- **What the task requires**:
Omit all pictures, then retype the data exactly as given.

- **Records for this exercise**:

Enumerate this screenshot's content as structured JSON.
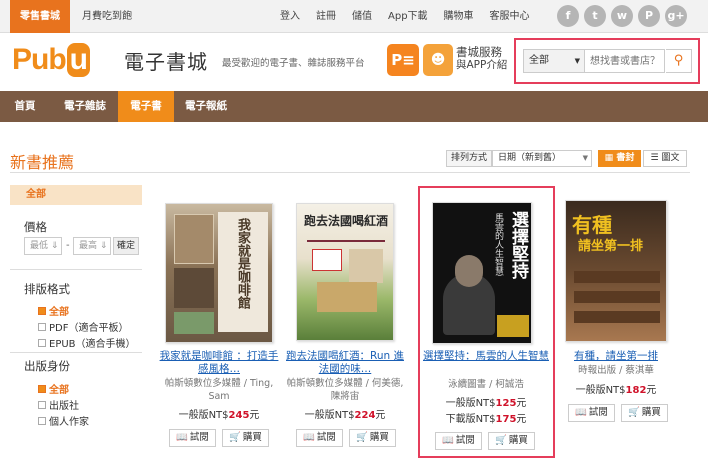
{
  "topbar": {
    "zero_tab": "零售書城",
    "sub_store": "月費吃到飽",
    "links": [
      "登入",
      "註冊",
      "儲值",
      "App下載",
      "購物車",
      "客服中心"
    ],
    "social_icons": [
      "facebook-icon",
      "twitter-icon",
      "weibo-icon",
      "plurk-icon",
      "google-plus-icon"
    ],
    "social_glyphs": [
      "f",
      "t",
      "w",
      "P",
      "g+"
    ]
  },
  "header": {
    "logo_text": "Pub",
    "logo_u": "u",
    "logo_cn": "電子書城",
    "slogan": "最受歡迎的電子書、雜誌服務平台",
    "pe_label": "P≡",
    "app_line1": "書城服務",
    "app_line2": "與APP介紹"
  },
  "search": {
    "select_value": "全部",
    "placeholder": "想找書或書店？",
    "button_glyph": "⚲"
  },
  "nav": {
    "items": [
      "首頁",
      "電子雜誌",
      "電子書",
      "電子報紙"
    ],
    "active_index": 2
  },
  "main": {
    "title": "新書推薦",
    "sort_label": "排列方式",
    "sort_value": "日期（新到舊）",
    "view_cover": "書封",
    "view_list": "圖文"
  },
  "sidebar": {
    "all_label": "全部",
    "price_heading": "價格",
    "price_min_placeholder": "最低",
    "price_sep": "-",
    "price_max_placeholder": "最高",
    "price_ok": "確定",
    "format_heading": "排版格式",
    "format_options": [
      "全部",
      "PDF（適合平板）",
      "EPUB（適合手機）"
    ],
    "identity_heading": "出版身份",
    "identity_options": [
      "全部",
      "出版社",
      "個人作家"
    ]
  },
  "books": [
    {
      "title": "我家就是咖啡館 ：打造手感風格…",
      "publisher": "帕斯頓數位多媒體 / Ting, Sam",
      "price_label": "一般版NT$",
      "price": "245",
      "price_unit": "元",
      "trial": "試閱",
      "buy": "購買",
      "cover_text": "我家就是咖啡館"
    },
    {
      "title": "跑去法國喝紅酒：Run 進法國的味…",
      "publisher": "帕斯頓數位多媒體 / 何美德, 陳將宙",
      "price_label": "一般版NT$",
      "price": "224",
      "price_unit": "元",
      "trial": "試閱",
      "buy": "購買",
      "cover_text": "跑去法國喝紅酒"
    },
    {
      "title": "選擇堅持：馬雲的人生智慧",
      "publisher": "泳續圖書 / 柯誠浩",
      "price_label": "一般版NT$",
      "price": "125",
      "price_unit": "元",
      "price2_label": "下載版NT$",
      "price2": "175",
      "price2_unit": "元",
      "trial": "試閱",
      "buy": "購買",
      "cover_text": "選擇堅持",
      "cover_sub": "馬雲的人生智慧"
    },
    {
      "title": "有種，請坐第一排",
      "publisher": "時報出版 / 蔡淇華",
      "price_label": "一般版NT$",
      "price": "182",
      "price_unit": "元",
      "trial": "試閱",
      "buy": "購買",
      "cover_text": "有種",
      "cover_sub": "請坐第一排"
    }
  ],
  "colors": {
    "accent": "#f08c1a",
    "nav_bg": "#7b5a43",
    "highlight": "#e53d5b",
    "price": "#d0122a",
    "link": "#1a5fb4"
  }
}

- **Solved problem**:
Enumerate this screenshot's content as structured JSON.
{
  "topbar": {
    "zero_tab": "零售書城",
    "sub_store": "月費吃到飽",
    "links": [
      "登入",
      "註冊",
      "儲值",
      "App下載",
      "購物車",
      "客服中心"
    ],
    "social_icons": [
      "facebook-icon",
      "twitter-icon",
      "weibo-icon",
      "plurk-icon",
      "google-plus-icon"
    ],
    "social_glyphs": [
      "f",
      "t",
      "w",
      "P",
      "g+"
    ]
  },
  "header": {
    "logo_text": "Pub",
    "logo_u": "u",
    "logo_cn": "電子書城",
    "slogan": "最受歡迎的電子書、雜誌服務平台",
    "pe_label": "P≡",
    "app_line1": "書城服務",
    "app_line2": "與APP介紹"
  },
  "search": {
    "select_value": "全部",
    "placeholder": "想找書或書店？",
    "button_glyph": "⚲"
  },
  "nav": {
    "items": [
      "首頁",
      "電子雜誌",
      "電子書",
      "電子報紙"
    ],
    "active_index": 2
  },
  "main": {
    "title": "新書推薦",
    "sort_label": "排列方式",
    "sort_value": "日期（新到舊）",
    "view_cover": "書封",
    "view_list": "圖文"
  },
  "sidebar": {
    "all_label": "全部",
    "price_heading": "價格",
    "price_min_placeholder": "最低",
    "price_sep": "-",
    "price_max_placeholder": "最高",
    "price_ok": "確定",
    "format_heading": "排版格式",
    "format_options": [
      "全部",
      "PDF（適合平板）",
      "EPUB（適合手機）"
    ],
    "identity_heading": "出版身份",
    "identity_options": [
      "全部",
      "出版社",
      "個人作家"
    ]
  },
  "books": [
    {
      "title": "我家就是咖啡館 ：打造手感風格…",
      "publisher": "帕斯頓數位多媒體 / Ting, Sam",
      "price_label": "一般版NT$",
      "price": "245",
      "price_unit": "元",
      "trial": "試閱",
      "buy": "購買",
      "cover_text": "我家就是咖啡館"
    },
    {
      "title": "跑去法國喝紅酒：Run 進法國的味…",
      "publisher": "帕斯頓數位多媒體 / 何美德, 陳將宙",
      "price_label": "一般版NT$",
      "price": "224",
      "price_unit": "元",
      "trial": "試閱",
      "buy": "購買",
      "cover_text": "跑去法國喝紅酒"
    },
    {
      "title": "選擇堅持：馬雲的人生智慧",
      "publisher": "泳續圖書 / 柯誠浩",
      "price_label": "一般版NT$",
      "price": "125",
      "price_unit": "元",
      "price2_label": "下載版NT$",
      "price2": "175",
      "price2_unit": "元",
      "trial": "試閱",
      "buy": "購買",
      "cover_text": "選擇堅持",
      "cover_sub": "馬雲的人生智慧"
    },
    {
      "title": "有種，請坐第一排",
      "publisher": "時報出版 / 蔡淇華",
      "price_label": "一般版NT$",
      "price": "182",
      "price_unit": "元",
      "trial": "試閱",
      "buy": "購買",
      "cover_text": "有種",
      "cover_sub": "請坐第一排"
    }
  ],
  "colors": {
    "accent": "#f08c1a",
    "nav_bg": "#7b5a43",
    "highlight": "#e53d5b",
    "price": "#d0122a",
    "link": "#1a5fb4"
  }
}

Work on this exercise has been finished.